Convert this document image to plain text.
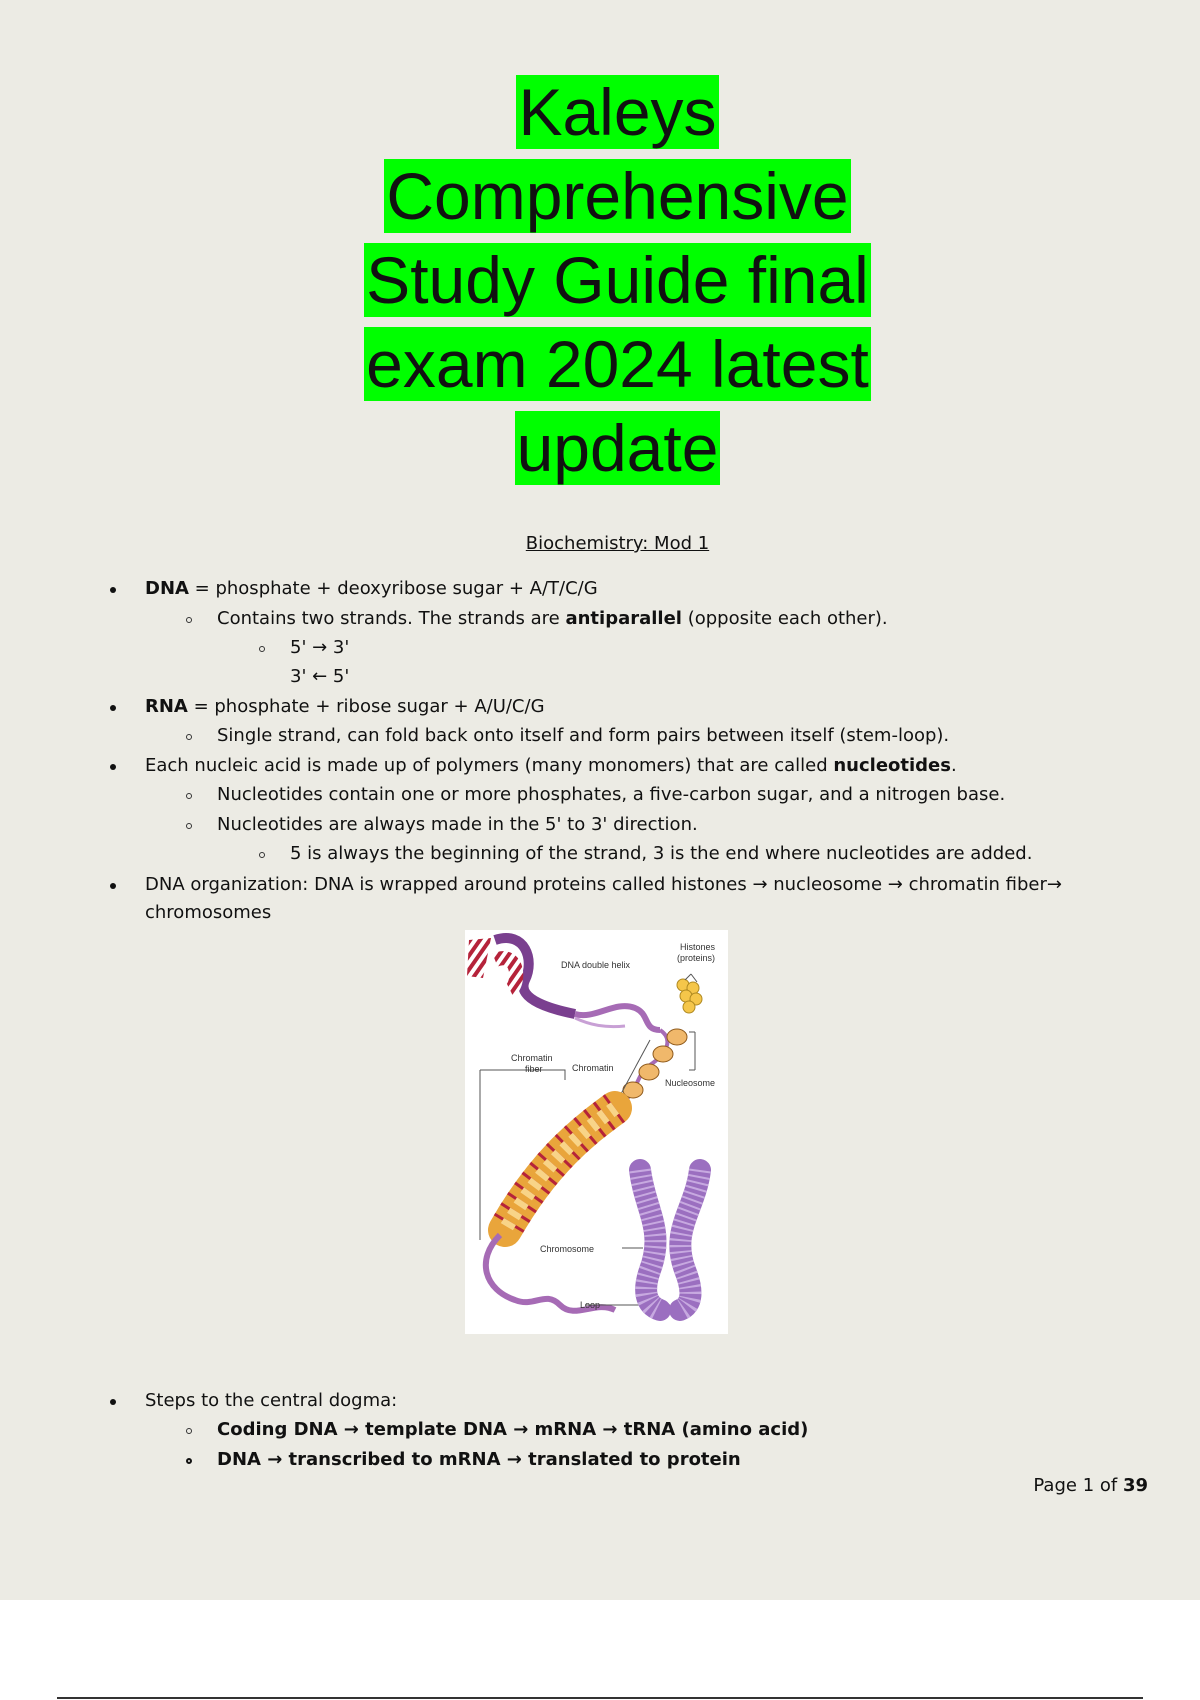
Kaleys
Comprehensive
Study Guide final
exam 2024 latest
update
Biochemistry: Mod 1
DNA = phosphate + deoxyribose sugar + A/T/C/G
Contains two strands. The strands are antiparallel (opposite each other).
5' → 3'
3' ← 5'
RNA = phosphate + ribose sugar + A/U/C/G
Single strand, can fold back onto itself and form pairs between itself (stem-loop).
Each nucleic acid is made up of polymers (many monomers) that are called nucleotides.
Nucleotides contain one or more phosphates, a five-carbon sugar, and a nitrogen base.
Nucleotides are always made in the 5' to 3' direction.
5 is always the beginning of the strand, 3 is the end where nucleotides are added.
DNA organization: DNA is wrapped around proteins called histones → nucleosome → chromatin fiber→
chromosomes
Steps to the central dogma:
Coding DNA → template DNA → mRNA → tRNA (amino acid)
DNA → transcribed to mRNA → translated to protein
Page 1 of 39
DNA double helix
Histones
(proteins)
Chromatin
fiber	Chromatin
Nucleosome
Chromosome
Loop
• • •
§ Work to complete
Write out everything in the data word for word. Omit each picture.

§ Written response
Convert this document image to plain text.
Kaleys
Comprehensive
Study Guide final
exam 2024 latest
update
Biochemistry: Mod 1
DNA = phosphate + deoxyribose sugar + A/T/C/G
Contains two strands. The strands are antiparallel (opposite each other).
5' → 3'
3' ← 5'
RNA = phosphate + ribose sugar + A/U/C/G
Single strand, can fold back onto itself and form pairs between itself (stem-loop).
Each nucleic acid is made up of polymers (many monomers) that are called nucleotides.
Nucleotides contain one or more phosphates, a five-carbon sugar, and a nitrogen base.
Nucleotides are always made in the 5' to 3' direction.
5 is always the beginning of the strand, 3 is the end where nucleotides are added.
DNA organization: DNA is wrapped around proteins called histones → nucleosome → chromatin fiber→
chromosomes
Steps to the central dogma:
Coding DNA → template DNA → mRNA → tRNA (amino acid)
DNA → transcribed to mRNA → translated to protein
Page 1 of 39
DNA double helix
Histones
(proteins)
Chromatin
fiber	Chromatin
Nucleosome
Chromosome
Loop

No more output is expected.